(Dataset items)
= = =

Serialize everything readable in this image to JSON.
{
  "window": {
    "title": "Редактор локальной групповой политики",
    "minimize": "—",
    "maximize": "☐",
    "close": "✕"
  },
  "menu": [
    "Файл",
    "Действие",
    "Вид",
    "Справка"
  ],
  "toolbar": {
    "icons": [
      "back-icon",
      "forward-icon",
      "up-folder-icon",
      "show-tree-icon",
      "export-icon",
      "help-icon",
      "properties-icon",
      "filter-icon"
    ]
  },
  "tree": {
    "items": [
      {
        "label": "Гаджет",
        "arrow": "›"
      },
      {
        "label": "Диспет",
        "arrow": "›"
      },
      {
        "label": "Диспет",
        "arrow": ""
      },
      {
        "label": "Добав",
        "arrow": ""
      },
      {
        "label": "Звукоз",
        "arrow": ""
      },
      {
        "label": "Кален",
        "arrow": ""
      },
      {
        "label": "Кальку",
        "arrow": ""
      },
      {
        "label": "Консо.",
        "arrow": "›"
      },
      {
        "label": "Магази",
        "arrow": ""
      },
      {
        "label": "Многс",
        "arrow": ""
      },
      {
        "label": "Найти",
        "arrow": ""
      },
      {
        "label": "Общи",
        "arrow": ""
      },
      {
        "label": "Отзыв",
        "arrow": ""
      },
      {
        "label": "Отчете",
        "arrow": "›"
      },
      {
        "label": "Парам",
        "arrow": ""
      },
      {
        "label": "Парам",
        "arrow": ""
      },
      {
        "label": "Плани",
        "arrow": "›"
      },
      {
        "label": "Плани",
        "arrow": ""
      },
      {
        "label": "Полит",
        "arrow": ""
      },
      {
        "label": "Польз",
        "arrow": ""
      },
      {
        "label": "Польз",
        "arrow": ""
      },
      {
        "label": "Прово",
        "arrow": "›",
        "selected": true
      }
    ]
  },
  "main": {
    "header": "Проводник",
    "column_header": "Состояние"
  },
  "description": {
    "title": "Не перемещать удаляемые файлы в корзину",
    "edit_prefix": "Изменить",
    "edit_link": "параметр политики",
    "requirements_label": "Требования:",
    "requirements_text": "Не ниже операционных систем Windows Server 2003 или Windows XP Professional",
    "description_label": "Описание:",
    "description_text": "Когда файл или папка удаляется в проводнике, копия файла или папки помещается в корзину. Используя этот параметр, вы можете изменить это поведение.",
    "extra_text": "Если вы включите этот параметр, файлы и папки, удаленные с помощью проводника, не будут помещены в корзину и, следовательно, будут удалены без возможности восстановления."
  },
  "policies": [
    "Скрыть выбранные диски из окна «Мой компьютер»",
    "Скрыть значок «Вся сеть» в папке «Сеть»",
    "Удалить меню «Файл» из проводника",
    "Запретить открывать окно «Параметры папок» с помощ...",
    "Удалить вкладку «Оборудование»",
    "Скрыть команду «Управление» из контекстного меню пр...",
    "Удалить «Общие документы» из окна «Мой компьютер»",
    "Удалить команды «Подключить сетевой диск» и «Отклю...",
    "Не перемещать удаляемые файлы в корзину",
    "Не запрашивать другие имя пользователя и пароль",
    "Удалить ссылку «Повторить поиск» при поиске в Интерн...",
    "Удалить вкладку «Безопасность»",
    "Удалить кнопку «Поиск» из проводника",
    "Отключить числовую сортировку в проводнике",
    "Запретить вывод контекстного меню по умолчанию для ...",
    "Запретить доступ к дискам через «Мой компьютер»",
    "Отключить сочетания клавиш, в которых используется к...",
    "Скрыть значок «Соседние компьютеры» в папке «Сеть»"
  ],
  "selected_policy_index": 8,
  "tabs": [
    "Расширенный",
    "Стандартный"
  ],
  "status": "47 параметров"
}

= = =

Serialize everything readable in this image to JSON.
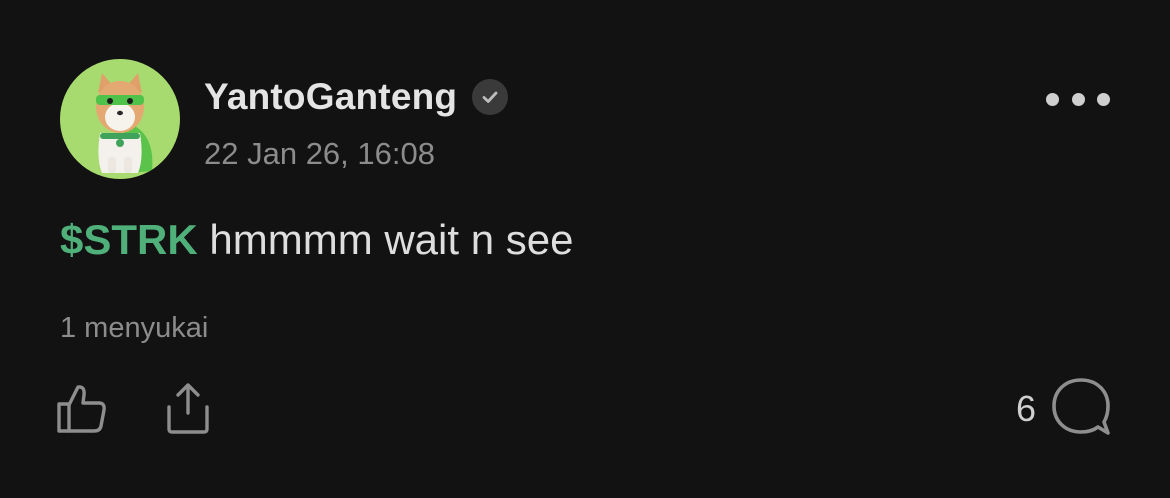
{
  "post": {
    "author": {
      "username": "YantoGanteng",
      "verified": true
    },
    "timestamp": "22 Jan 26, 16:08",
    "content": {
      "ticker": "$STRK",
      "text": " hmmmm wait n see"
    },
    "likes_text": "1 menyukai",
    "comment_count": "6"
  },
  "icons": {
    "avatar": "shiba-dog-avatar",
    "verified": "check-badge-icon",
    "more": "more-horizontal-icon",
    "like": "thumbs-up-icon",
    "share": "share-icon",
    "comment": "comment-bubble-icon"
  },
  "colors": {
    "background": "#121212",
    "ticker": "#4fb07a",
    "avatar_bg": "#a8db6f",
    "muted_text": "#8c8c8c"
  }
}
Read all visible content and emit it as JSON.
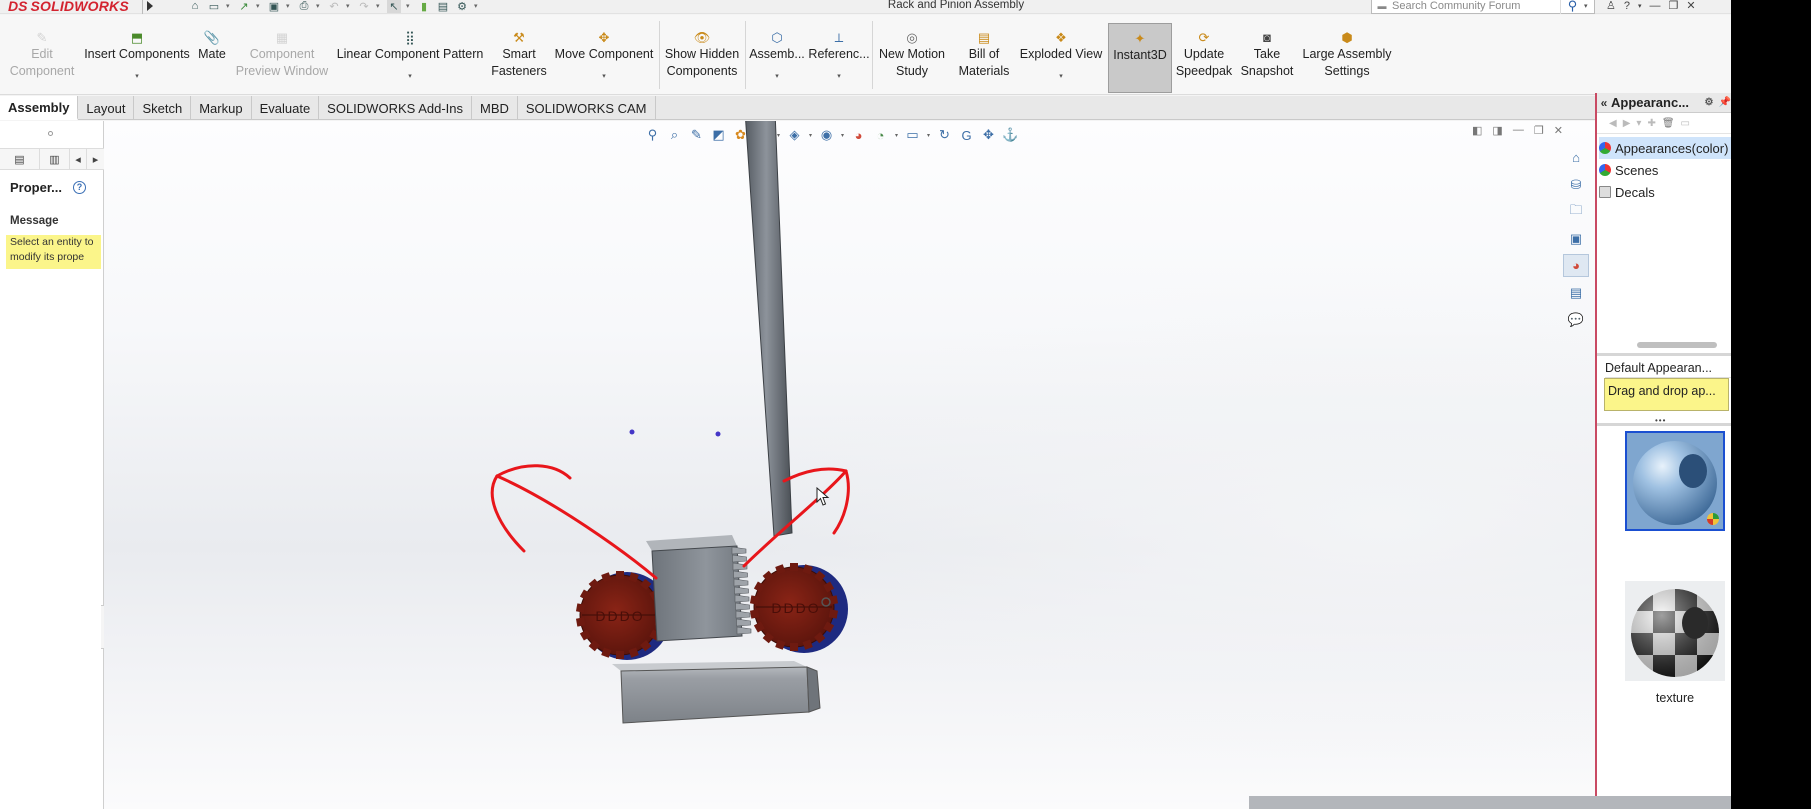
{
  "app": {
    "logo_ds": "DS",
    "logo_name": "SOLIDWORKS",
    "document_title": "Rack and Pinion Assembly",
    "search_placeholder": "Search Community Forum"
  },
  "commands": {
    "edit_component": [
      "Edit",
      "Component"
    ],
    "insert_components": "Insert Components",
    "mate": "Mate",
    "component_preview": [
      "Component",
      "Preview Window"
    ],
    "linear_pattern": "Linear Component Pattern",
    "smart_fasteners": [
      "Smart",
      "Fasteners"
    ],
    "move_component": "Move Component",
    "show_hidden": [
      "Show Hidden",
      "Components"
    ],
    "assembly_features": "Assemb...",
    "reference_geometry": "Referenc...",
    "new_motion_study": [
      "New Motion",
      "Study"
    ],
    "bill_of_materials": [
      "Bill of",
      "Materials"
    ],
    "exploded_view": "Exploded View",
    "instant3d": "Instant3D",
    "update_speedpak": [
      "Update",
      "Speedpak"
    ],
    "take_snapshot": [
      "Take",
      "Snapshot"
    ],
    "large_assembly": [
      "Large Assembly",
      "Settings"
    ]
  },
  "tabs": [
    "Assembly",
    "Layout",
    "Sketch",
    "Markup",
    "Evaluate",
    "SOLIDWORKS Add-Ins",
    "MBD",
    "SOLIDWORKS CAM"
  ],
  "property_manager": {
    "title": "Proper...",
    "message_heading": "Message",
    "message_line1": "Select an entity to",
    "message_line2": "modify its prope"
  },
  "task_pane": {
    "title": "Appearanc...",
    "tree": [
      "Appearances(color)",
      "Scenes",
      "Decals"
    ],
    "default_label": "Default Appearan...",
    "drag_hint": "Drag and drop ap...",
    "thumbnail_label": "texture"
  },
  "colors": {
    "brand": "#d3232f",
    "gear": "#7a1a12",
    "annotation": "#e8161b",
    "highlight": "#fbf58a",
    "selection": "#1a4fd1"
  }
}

= = =

__WHAT IS ASKED__.
Extract all lines containing the word "вкладку".

__EXERCISE SOLUTION__.
    "Удалить вкладку «Оборудование»",
    "Удалить вкладку «Безопасность»",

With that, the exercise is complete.